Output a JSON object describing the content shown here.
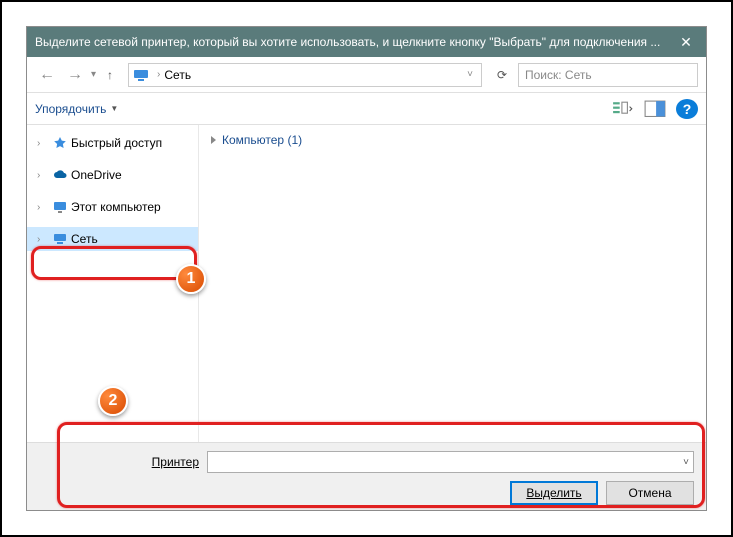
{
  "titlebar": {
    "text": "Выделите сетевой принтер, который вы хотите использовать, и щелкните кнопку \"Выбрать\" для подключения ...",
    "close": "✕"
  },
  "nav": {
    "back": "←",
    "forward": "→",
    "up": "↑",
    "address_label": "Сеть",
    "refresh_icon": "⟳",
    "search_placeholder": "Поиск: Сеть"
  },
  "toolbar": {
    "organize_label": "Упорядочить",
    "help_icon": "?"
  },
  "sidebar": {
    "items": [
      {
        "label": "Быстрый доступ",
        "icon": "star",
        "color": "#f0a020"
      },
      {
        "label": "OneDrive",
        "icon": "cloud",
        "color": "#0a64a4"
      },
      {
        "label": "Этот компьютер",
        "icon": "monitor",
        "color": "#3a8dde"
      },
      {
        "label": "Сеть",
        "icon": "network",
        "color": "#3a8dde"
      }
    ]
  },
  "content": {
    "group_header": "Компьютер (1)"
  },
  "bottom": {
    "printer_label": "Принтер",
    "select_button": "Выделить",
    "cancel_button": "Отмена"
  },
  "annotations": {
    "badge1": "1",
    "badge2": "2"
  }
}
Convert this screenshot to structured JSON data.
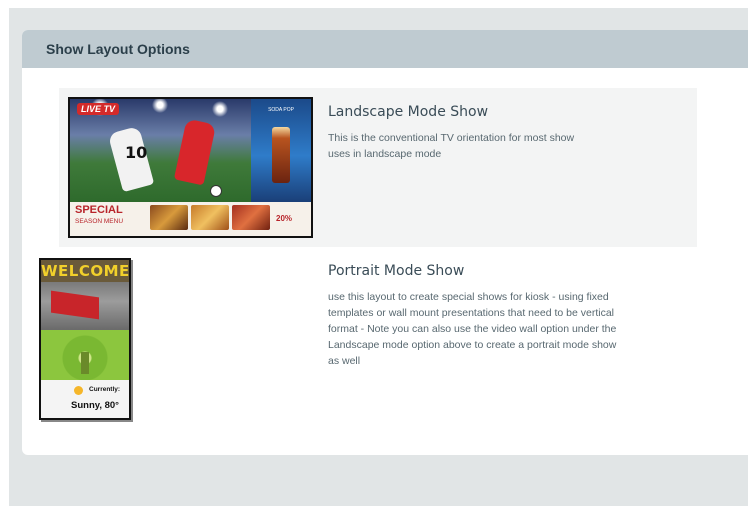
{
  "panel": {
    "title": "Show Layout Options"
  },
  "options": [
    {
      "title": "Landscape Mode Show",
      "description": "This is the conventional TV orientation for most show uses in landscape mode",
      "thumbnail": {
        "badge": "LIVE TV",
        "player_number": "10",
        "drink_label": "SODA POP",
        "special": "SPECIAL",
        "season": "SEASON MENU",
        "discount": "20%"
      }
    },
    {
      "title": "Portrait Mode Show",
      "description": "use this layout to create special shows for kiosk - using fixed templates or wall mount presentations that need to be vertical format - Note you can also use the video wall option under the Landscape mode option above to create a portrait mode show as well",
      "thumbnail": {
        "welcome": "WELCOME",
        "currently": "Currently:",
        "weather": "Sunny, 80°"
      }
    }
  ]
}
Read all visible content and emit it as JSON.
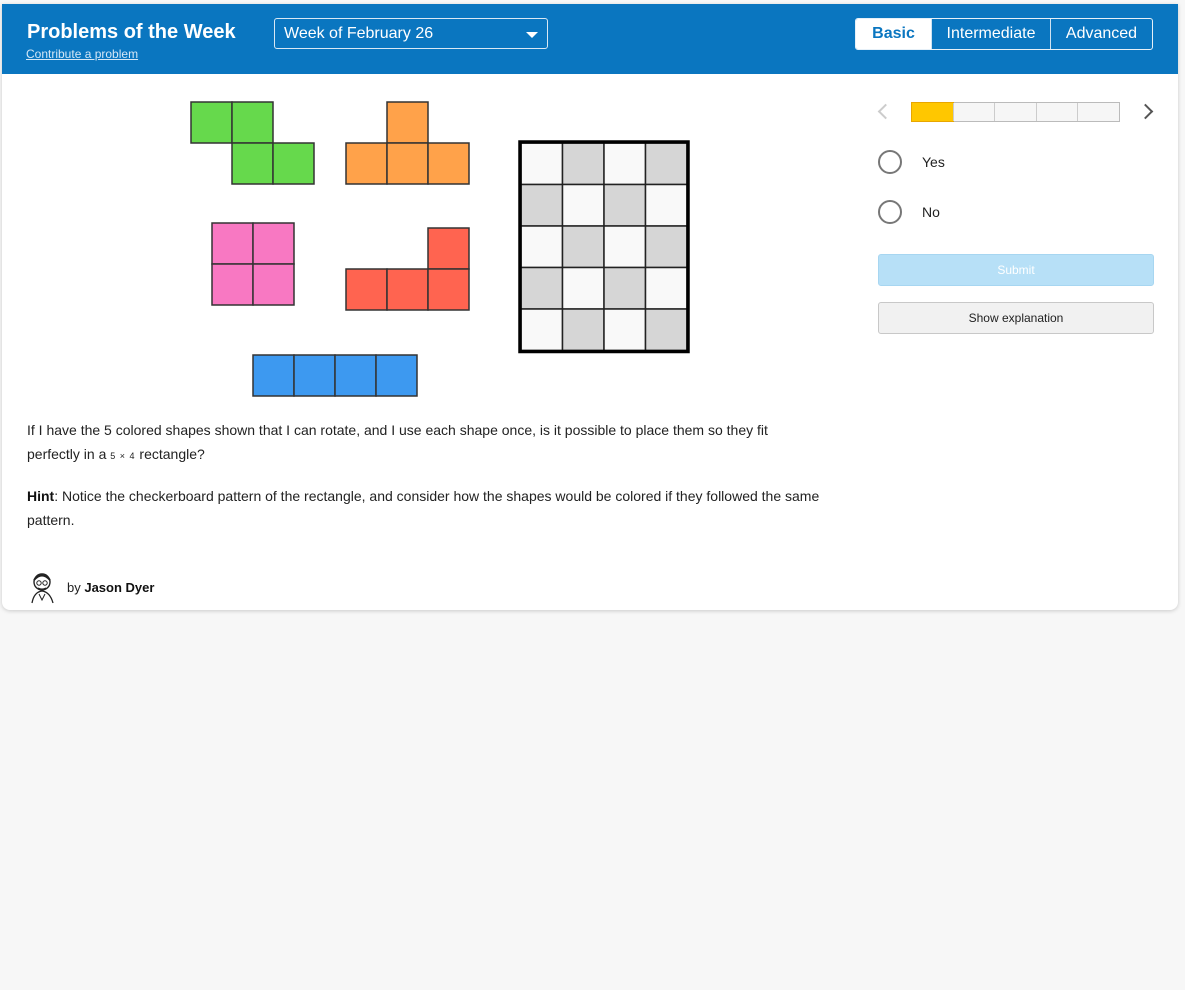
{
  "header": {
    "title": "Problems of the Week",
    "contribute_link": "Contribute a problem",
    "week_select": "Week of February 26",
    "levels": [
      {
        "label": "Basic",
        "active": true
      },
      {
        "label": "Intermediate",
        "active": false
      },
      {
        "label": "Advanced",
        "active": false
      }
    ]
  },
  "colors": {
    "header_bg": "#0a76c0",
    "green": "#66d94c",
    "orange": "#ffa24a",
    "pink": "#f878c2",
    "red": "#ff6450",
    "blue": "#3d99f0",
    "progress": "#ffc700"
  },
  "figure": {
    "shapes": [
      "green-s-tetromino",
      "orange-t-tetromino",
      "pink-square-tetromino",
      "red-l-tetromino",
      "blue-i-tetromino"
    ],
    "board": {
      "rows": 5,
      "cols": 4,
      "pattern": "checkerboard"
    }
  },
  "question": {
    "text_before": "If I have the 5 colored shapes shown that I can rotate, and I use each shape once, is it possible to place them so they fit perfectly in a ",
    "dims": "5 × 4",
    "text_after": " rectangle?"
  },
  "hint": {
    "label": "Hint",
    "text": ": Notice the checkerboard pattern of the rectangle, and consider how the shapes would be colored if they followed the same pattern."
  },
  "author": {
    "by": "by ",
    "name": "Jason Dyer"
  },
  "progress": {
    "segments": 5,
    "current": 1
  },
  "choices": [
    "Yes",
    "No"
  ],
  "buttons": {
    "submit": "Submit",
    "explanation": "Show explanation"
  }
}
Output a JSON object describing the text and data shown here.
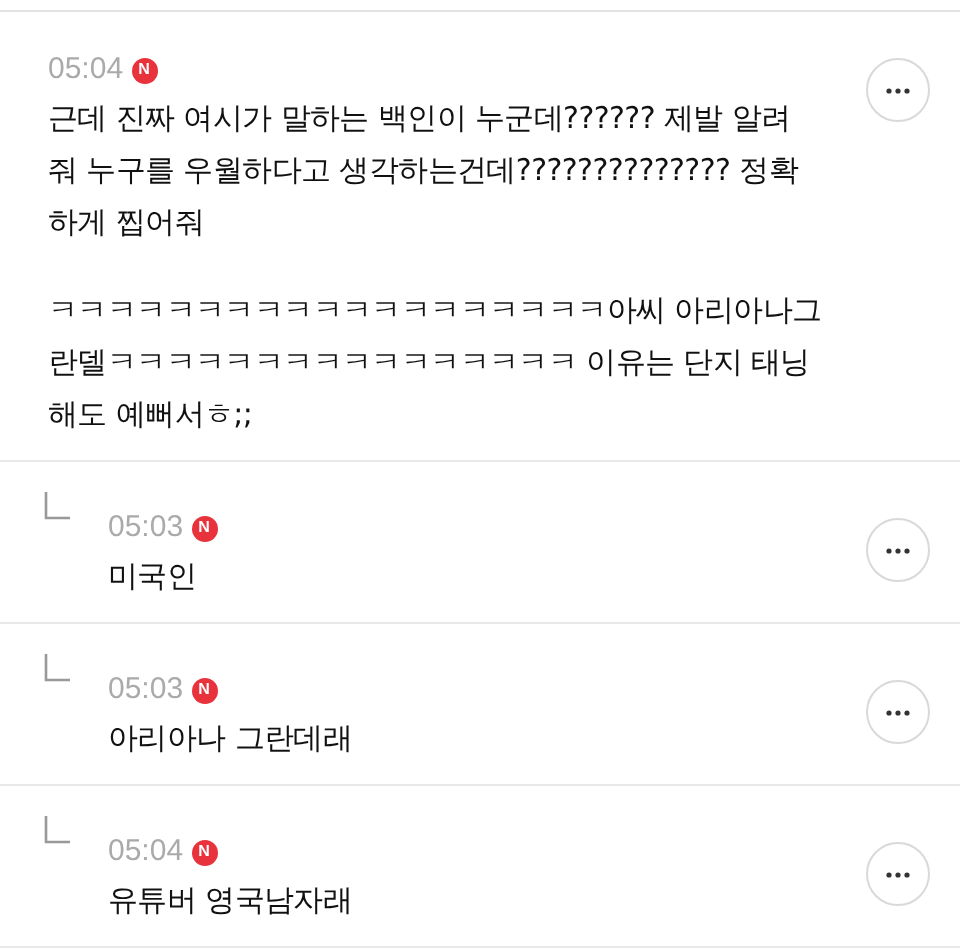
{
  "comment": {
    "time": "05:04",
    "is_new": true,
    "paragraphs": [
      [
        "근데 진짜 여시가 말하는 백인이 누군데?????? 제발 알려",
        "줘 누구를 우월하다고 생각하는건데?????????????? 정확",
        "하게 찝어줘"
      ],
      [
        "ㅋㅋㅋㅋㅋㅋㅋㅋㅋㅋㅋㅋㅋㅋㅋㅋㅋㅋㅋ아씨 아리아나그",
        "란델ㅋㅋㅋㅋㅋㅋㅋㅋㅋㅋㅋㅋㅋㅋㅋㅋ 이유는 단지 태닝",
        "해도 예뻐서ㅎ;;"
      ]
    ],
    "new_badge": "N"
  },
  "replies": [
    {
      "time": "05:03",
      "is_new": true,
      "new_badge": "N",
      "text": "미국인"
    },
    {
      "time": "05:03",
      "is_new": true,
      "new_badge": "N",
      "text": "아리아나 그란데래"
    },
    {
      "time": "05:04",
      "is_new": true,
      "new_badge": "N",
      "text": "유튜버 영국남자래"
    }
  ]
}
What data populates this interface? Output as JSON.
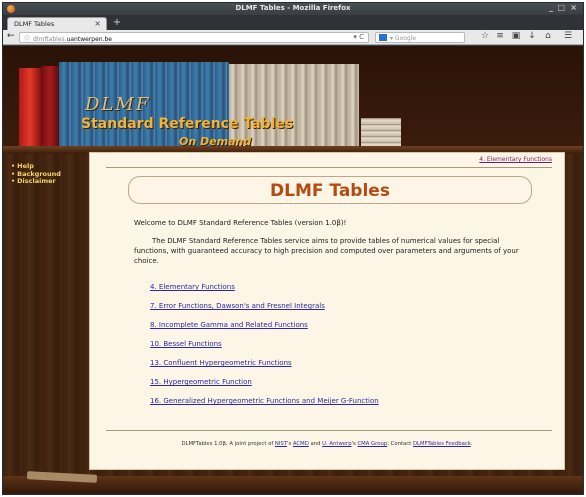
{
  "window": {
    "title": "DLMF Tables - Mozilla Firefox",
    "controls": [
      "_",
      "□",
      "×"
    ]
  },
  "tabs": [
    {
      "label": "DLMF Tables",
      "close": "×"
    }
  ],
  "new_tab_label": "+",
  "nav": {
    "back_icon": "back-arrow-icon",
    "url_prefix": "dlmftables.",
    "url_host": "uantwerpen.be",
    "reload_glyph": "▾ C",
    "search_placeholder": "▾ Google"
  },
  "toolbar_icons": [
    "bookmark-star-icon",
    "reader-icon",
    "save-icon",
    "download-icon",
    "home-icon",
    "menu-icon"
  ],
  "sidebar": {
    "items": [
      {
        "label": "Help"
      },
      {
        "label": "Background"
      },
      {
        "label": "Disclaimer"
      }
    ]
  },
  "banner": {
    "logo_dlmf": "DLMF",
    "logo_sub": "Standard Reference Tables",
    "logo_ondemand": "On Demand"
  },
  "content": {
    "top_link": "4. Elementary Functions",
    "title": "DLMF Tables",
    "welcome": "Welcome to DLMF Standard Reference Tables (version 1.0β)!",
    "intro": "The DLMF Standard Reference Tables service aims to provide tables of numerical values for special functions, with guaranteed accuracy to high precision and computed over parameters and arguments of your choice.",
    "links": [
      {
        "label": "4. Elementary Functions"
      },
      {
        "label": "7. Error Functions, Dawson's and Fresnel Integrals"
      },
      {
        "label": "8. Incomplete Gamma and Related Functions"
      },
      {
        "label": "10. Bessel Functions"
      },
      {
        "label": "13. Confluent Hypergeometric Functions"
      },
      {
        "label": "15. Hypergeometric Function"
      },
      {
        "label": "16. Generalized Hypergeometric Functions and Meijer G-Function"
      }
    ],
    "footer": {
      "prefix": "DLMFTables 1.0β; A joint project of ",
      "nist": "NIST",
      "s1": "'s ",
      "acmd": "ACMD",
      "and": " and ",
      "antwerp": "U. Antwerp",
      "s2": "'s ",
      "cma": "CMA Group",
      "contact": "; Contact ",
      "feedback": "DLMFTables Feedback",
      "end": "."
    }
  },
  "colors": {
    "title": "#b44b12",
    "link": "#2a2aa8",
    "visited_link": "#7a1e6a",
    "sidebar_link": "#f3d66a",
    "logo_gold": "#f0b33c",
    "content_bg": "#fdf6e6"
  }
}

| DIRECTIONS |
Reproduce each entry verbatim, excluding any embedded images.

| EXERCISE ANSWER |
Output a JSON object describing the content shown here.
{
  "titlebar": {
    "text": "Выделите сетевой принтер, который вы хотите использовать, и щелкните кнопку \"Выбрать\" для подключения ...",
    "close": "✕"
  },
  "nav": {
    "back": "←",
    "forward": "→",
    "up": "↑",
    "address_label": "Сеть",
    "refresh_icon": "⟳",
    "search_placeholder": "Поиск: Сеть"
  },
  "toolbar": {
    "organize_label": "Упорядочить",
    "help_icon": "?"
  },
  "sidebar": {
    "items": [
      {
        "label": "Быстрый доступ",
        "icon": "star",
        "color": "#f0a020"
      },
      {
        "label": "OneDrive",
        "icon": "cloud",
        "color": "#0a64a4"
      },
      {
        "label": "Этот компьютер",
        "icon": "monitor",
        "color": "#3a8dde"
      },
      {
        "label": "Сеть",
        "icon": "network",
        "color": "#3a8dde"
      }
    ]
  },
  "content": {
    "group_header": "Компьютер (1)"
  },
  "bottom": {
    "printer_label": "Принтер",
    "select_button": "Выделить",
    "cancel_button": "Отмена"
  },
  "annotations": {
    "badge1": "1",
    "badge2": "2"
  }
}
Convert this screenshot to structured JSON data.
{
  "panel": {
    "title": "Show Layout Options"
  },
  "options": [
    {
      "title": "Landscape Mode Show",
      "description": "This is the conventional TV orientation for most show uses in landscape mode",
      "thumbnail": {
        "badge": "LIVE TV",
        "player_number": "10",
        "drink_label": "SODA POP",
        "special": "SPECIAL",
        "season": "SEASON MENU",
        "discount": "20%"
      }
    },
    {
      "title": "Portrait Mode Show",
      "description": "use this layout to create special shows for kiosk - using fixed templates or wall mount presentations that need to be vertical format - Note you can also use the video wall option under the Landscape mode option above to create a portrait mode show as well",
      "thumbnail": {
        "welcome": "WELCOME",
        "currently": "Currently:",
        "weather": "Sunny, 80°"
      }
    }
  ]
}
Read all visible content and emit it as JSON.
{
  "header": {
    "title": "Problems of the Week",
    "contribute_link": "Contribute a problem",
    "week_select": "Week of February 26",
    "levels": [
      {
        "label": "Basic",
        "active": true
      },
      {
        "label": "Intermediate",
        "active": false
      },
      {
        "label": "Advanced",
        "active": false
      }
    ]
  },
  "colors": {
    "header_bg": "#0a76c0",
    "green": "#66d94c",
    "orange": "#ffa24a",
    "pink": "#f878c2",
    "red": "#ff6450",
    "blue": "#3d99f0",
    "progress": "#ffc700"
  },
  "figure": {
    "shapes": [
      "green-s-tetromino",
      "orange-t-tetromino",
      "pink-square-tetromino",
      "red-l-tetromino",
      "blue-i-tetromino"
    ],
    "board": {
      "rows": 5,
      "cols": 4,
      "pattern": "checkerboard"
    }
  },
  "question": {
    "text_before": "If I have the 5 colored shapes shown that I can rotate, and I use each shape once, is it possible to place them so they fit perfectly in a ",
    "dims": "5 × 4",
    "text_after": " rectangle?"
  },
  "hint": {
    "label": "Hint",
    "text": ": Notice the checkerboard pattern of the rectangle, and consider how the shapes would be colored if they followed the same pattern."
  },
  "author": {
    "by": "by ",
    "name": "Jason Dyer"
  },
  "progress": {
    "segments": 5,
    "current": 1
  },
  "choices": [
    "Yes",
    "No"
  ],
  "buttons": {
    "submit": "Submit",
    "explanation": "Show explanation"
  }
}
Output a JSON object describing the text and data shown here.
{
  "comment": {
    "time": "05:04",
    "is_new": true,
    "paragraphs": [
      [
        "근데 진짜 여시가 말하는 백인이 누군데?????? 제발 알려",
        "줘 누구를 우월하다고 생각하는건데?????????????? 정확",
        "하게 찝어줘"
      ],
      [
        "ㅋㅋㅋㅋㅋㅋㅋㅋㅋㅋㅋㅋㅋㅋㅋㅋㅋㅋㅋ아씨 아리아나그",
        "란델ㅋㅋㅋㅋㅋㅋㅋㅋㅋㅋㅋㅋㅋㅋㅋㅋ 이유는 단지 태닝",
        "해도 예뻐서ㅎ;;"
      ]
    ],
    "new_badge": "N"
  },
  "replies": [
    {
      "time": "05:03",
      "is_new": true,
      "new_badge": "N",
      "text": "미국인"
    },
    {
      "time": "05:03",
      "is_new": true,
      "new_badge": "N",
      "text": "아리아나 그란데래"
    },
    {
      "time": "05:04",
      "is_new": true,
      "new_badge": "N",
      "text": "유튜버 영국남자래"
    }
  ]
}
What data populates this interface? Output as JSON.
{
  "window": {
    "title": "DLMF Tables - Mozilla Firefox",
    "controls": [
      "_",
      "□",
      "×"
    ]
  },
  "tabs": [
    {
      "label": "DLMF Tables",
      "close": "×"
    }
  ],
  "new_tab_label": "+",
  "nav": {
    "back_icon": "back-arrow-icon",
    "url_prefix": "dlmftables.",
    "url_host": "uantwerpen.be",
    "reload_glyph": "▾ C",
    "search_placeholder": "▾ Google"
  },
  "toolbar_icons": [
    "bookmark-star-icon",
    "reader-icon",
    "save-icon",
    "download-icon",
    "home-icon",
    "menu-icon"
  ],
  "sidebar": {
    "items": [
      {
        "label": "Help"
      },
      {
        "label": "Background"
      },
      {
        "label": "Disclaimer"
      }
    ]
  },
  "banner": {
    "logo_dlmf": "DLMF",
    "logo_sub": "Standard Reference Tables",
    "logo_ondemand": "On Demand"
  },
  "content": {
    "top_link": "4. Elementary Functions",
    "title": "DLMF Tables",
    "welcome": "Welcome to DLMF Standard Reference Tables (version 1.0β)!",
    "intro": "The DLMF Standard Reference Tables service aims to provide tables of numerical values for special functions, with guaranteed accuracy to high precision and computed over parameters and arguments of your choice.",
    "links": [
      {
        "label": "4. Elementary Functions"
      },
      {
        "label": "7. Error Functions, Dawson's and Fresnel Integrals"
      },
      {
        "label": "8. Incomplete Gamma and Related Functions"
      },
      {
        "label": "10. Bessel Functions"
      },
      {
        "label": "13. Confluent Hypergeometric Functions"
      },
      {
        "label": "15. Hypergeometric Function"
      },
      {
        "label": "16. Generalized Hypergeometric Functions and Meijer G-Function"
      }
    ],
    "footer": {
      "prefix": "DLMFTables 1.0β; A joint project of ",
      "nist": "NIST",
      "s1": "'s ",
      "acmd": "ACMD",
      "and": " and ",
      "antwerp": "U. Antwerp",
      "s2": "'s ",
      "cma": "CMA Group",
      "contact": "; Contact ",
      "feedback": "DLMFTables Feedback",
      "end": "."
    }
  },
  "colors": {
    "title": "#b44b12",
    "link": "#2a2aa8",
    "visited_link": "#7a1e6a",
    "sidebar_link": "#f3d66a",
    "logo_gold": "#f0b33c",
    "content_bg": "#fdf6e6"
  }
}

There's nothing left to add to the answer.